## INFORMATION SHOWN
----------
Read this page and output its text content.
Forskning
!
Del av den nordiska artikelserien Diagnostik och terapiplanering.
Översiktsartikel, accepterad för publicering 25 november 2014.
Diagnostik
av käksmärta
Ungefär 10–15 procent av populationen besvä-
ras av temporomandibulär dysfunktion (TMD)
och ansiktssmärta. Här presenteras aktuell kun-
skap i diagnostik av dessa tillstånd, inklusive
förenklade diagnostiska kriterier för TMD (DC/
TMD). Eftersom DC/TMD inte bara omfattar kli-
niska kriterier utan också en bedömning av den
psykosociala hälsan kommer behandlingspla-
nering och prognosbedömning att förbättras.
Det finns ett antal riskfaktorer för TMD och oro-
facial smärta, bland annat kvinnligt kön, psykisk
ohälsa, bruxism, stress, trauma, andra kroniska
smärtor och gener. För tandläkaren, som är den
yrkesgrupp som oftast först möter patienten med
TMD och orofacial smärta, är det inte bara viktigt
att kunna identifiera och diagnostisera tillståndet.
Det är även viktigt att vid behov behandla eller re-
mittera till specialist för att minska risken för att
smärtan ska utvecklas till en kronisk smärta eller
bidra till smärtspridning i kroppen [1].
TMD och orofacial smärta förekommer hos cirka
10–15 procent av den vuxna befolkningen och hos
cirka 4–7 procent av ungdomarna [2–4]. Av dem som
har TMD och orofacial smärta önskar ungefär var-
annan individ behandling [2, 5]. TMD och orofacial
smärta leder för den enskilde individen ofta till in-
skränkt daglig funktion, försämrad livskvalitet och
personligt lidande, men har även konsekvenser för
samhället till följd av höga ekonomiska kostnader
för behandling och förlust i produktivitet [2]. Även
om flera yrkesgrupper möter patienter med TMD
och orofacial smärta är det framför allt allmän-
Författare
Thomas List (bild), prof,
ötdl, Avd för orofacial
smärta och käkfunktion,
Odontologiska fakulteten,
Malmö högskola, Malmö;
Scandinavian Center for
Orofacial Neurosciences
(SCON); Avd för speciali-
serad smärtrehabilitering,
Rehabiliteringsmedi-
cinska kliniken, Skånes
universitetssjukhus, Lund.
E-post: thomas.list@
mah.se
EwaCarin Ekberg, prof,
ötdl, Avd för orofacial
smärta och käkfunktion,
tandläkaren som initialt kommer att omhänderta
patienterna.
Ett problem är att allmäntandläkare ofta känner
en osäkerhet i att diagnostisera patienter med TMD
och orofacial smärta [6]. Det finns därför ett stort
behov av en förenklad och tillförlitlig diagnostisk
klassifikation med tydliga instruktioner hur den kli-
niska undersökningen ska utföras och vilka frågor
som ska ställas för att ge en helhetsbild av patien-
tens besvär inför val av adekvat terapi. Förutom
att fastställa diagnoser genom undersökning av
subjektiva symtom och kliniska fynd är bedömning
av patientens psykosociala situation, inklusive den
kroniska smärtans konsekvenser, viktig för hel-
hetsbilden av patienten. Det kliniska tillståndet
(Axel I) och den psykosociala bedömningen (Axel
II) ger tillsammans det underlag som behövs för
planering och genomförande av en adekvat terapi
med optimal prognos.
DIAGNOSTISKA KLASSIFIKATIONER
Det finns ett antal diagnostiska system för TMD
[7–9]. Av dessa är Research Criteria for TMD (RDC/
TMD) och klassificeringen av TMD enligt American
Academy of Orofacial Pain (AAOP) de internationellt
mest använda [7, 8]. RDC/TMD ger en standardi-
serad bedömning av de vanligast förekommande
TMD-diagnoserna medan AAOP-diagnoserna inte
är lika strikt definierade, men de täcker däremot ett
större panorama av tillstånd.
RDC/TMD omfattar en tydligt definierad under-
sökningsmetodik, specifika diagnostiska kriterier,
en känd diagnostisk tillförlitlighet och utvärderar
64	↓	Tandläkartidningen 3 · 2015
----------
If a line in the data above holds the string "inklusive", copy it.

skap i diagnostik av dessa tillstånd, inklusive
av patientens psykosociala situation, inklusive den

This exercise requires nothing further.